— begin Input rows —
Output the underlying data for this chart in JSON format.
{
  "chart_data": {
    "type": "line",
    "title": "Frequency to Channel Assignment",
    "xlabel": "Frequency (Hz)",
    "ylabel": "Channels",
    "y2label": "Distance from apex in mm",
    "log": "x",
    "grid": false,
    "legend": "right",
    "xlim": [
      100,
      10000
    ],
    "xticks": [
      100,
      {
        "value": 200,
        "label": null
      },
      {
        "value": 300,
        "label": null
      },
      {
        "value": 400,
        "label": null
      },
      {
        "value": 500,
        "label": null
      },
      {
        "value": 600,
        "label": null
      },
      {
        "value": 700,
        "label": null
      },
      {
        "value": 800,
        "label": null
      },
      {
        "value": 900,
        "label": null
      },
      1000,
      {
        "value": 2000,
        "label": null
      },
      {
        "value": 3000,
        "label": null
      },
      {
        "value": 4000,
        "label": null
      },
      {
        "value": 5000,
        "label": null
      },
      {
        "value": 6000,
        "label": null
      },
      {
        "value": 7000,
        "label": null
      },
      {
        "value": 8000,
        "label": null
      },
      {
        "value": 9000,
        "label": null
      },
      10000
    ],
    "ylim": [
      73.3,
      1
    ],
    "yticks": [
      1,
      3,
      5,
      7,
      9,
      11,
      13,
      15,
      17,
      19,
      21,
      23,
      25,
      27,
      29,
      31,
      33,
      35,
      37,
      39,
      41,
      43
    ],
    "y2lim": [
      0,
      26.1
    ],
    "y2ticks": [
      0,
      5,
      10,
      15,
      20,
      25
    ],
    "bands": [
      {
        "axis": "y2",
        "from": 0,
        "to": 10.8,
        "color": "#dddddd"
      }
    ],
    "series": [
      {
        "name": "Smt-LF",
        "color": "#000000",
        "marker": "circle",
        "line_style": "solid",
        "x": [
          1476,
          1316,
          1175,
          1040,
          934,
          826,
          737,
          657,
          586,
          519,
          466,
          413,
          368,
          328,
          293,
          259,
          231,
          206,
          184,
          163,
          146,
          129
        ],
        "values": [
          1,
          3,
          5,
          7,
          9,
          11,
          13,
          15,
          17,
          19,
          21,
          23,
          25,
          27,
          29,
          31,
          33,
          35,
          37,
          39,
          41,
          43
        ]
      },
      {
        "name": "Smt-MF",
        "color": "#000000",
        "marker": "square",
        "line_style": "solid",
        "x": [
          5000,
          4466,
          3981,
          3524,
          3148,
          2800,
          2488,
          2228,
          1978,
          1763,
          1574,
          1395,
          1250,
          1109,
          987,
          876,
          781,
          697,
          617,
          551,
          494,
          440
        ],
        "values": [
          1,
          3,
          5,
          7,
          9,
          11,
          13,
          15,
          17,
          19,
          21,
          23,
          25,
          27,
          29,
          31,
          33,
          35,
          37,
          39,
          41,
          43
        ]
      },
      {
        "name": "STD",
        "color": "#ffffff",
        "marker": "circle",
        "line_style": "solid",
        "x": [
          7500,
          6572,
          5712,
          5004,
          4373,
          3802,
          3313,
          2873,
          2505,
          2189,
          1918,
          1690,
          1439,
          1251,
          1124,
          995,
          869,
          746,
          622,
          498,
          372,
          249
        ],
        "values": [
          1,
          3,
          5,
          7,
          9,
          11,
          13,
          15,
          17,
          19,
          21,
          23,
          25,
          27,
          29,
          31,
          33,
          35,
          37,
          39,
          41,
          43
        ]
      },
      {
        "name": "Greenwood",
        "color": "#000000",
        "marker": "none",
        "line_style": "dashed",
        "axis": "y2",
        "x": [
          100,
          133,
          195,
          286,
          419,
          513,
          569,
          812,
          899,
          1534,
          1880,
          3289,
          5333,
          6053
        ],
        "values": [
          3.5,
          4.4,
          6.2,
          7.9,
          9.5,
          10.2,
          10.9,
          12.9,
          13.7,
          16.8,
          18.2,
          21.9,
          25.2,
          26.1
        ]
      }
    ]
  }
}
— end Input rows —
Requirement: Copy all lines from the listing that contain "marker".

Finished answer:
        "marker": "circle",
        "marker": "square",
        "marker": "circle",
        "marker": "none",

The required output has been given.